▶ **Record list**
begin
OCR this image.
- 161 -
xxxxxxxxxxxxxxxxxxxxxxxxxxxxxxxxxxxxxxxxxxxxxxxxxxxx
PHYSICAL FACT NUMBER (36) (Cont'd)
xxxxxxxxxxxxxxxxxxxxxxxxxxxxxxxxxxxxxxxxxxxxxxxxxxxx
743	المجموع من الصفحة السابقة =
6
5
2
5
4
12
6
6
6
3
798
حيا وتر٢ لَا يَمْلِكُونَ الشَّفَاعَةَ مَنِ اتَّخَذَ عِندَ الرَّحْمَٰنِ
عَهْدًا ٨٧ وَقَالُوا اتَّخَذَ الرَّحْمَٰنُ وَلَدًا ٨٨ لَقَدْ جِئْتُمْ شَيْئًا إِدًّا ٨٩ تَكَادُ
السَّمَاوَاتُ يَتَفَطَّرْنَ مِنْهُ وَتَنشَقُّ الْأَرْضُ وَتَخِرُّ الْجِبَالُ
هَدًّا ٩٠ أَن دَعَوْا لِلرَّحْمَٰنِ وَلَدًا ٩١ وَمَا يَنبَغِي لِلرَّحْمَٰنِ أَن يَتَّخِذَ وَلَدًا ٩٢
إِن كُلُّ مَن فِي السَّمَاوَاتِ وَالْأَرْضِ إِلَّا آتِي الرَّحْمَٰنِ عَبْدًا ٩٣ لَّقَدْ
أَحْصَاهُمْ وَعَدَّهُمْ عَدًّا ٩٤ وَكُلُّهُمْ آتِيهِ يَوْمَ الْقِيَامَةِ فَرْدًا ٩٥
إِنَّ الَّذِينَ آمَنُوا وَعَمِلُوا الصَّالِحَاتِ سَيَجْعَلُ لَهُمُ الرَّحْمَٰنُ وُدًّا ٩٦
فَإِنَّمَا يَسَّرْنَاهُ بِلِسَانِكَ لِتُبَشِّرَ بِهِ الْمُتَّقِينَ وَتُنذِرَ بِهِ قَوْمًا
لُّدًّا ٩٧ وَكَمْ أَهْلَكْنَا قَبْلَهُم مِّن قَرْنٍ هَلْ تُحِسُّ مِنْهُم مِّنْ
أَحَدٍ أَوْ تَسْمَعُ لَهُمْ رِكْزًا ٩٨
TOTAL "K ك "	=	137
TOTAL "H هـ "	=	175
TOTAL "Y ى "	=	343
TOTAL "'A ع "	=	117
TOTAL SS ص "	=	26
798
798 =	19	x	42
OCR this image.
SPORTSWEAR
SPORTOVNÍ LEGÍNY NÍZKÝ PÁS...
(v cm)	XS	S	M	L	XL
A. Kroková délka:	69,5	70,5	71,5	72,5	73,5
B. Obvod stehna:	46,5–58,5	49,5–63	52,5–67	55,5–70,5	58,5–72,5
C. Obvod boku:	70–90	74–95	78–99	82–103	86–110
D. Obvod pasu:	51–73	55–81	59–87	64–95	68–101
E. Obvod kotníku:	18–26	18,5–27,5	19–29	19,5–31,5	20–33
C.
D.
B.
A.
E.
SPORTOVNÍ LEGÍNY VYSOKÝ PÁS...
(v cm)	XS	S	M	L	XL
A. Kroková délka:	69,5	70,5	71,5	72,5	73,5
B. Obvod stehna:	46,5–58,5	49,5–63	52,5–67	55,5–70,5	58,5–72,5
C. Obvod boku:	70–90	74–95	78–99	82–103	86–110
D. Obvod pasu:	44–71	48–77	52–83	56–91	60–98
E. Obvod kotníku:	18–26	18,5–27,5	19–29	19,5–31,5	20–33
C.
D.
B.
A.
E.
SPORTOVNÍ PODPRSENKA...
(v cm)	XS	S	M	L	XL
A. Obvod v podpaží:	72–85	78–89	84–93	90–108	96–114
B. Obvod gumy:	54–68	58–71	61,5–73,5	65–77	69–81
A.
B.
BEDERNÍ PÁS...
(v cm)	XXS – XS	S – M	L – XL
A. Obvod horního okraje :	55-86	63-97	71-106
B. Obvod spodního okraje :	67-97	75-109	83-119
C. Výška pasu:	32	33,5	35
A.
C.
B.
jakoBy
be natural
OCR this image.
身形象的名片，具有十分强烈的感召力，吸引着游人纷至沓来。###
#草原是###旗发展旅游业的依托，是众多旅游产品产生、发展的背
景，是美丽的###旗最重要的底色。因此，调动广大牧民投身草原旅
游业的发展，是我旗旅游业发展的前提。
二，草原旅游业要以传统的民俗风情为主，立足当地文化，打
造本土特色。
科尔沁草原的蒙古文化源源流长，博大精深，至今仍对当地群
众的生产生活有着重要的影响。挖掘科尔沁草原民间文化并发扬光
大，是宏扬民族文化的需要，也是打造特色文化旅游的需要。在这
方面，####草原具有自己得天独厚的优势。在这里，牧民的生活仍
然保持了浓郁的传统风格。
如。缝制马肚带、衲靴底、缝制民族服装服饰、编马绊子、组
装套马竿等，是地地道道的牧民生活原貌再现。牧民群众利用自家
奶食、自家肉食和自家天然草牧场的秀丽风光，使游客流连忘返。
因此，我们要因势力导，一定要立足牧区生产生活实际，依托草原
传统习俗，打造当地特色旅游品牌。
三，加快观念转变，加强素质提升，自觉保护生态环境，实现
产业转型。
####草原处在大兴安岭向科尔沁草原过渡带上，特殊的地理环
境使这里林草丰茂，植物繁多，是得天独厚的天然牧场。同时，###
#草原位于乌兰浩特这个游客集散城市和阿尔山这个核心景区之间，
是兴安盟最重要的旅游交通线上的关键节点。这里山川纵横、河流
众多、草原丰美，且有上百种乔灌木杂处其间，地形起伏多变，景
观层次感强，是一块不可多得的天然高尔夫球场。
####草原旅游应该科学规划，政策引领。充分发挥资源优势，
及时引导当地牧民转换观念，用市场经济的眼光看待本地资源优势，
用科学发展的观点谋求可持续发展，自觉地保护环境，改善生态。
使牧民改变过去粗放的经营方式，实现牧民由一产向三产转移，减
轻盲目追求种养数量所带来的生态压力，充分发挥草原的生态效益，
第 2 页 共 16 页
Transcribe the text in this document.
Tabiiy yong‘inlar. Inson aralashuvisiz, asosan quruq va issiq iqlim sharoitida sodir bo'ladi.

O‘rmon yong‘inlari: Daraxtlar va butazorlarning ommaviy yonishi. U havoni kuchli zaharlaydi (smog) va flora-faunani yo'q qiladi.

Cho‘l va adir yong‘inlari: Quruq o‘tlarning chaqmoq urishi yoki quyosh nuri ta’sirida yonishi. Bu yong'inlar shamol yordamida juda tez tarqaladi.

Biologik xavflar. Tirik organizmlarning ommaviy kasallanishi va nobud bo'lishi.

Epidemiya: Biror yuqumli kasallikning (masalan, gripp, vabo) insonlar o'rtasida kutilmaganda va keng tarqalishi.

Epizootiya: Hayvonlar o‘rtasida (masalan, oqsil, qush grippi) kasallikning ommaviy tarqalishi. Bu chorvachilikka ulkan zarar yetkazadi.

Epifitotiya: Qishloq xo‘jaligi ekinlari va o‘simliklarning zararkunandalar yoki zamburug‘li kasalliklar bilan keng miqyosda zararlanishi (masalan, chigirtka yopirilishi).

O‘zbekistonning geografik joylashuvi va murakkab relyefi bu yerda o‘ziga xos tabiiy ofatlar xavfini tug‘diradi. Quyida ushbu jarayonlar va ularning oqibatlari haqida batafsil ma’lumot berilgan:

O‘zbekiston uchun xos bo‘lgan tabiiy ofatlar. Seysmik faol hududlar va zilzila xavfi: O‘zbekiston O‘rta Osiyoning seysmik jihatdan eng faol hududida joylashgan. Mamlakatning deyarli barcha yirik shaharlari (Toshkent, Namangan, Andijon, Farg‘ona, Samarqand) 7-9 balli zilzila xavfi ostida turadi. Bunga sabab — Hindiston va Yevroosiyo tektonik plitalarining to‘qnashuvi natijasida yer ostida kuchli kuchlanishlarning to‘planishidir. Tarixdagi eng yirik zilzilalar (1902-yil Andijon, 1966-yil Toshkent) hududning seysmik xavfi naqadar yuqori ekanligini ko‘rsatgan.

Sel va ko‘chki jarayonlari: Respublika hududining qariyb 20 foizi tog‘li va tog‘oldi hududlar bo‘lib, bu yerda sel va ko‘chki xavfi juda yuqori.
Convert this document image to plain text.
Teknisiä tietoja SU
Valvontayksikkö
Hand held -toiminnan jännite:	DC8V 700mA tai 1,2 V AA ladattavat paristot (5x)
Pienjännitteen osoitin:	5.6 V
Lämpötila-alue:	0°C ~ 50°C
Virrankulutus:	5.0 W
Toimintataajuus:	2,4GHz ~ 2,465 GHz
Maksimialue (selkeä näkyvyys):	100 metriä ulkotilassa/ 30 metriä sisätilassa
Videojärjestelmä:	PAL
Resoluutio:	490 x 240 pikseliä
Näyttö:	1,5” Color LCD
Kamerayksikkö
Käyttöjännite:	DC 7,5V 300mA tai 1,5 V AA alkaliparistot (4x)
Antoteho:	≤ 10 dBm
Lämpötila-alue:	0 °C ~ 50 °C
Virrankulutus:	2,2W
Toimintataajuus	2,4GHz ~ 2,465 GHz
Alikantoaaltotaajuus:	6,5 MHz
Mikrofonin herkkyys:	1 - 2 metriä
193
end
▶ **Your instructions**
Reproduce, exactly and with nothing added, the lines from the one that includes "Convert this document image to plain text." through the last line of the material.

▶ **Result**
Convert this document image to plain text.
Teknisiä tietoja SU
Valvontayksikkö
Hand held -toiminnan jännite:	DC8V 700mA tai 1,2 V AA ladattavat paristot (5x)
Pienjännitteen osoitin:	5.6 V
Lämpötila-alue:	0°C ~ 50°C
Virrankulutus:	5.0 W
Toimintataajuus:	2,4GHz ~ 2,465 GHz
Maksimialue (selkeä näkyvyys):	100 metriä ulkotilassa/ 30 metriä sisätilassa
Videojärjestelmä:	PAL
Resoluutio:	490 x 240 pikseliä
Näyttö:	1,5” Color LCD
Kamerayksikkö
Käyttöjännite:	DC 7,5V 300mA tai 1,5 V AA alkaliparistot (4x)
Antoteho:	≤ 10 dBm
Lämpötila-alue:	0 °C ~ 50 °C
Virrankulutus:	2,2W
Toimintataajuus	2,4GHz ~ 2,465 GHz
Alikantoaaltotaajuus:	6,5 MHz
Mikrofonin herkkyys:	1 - 2 metriä
193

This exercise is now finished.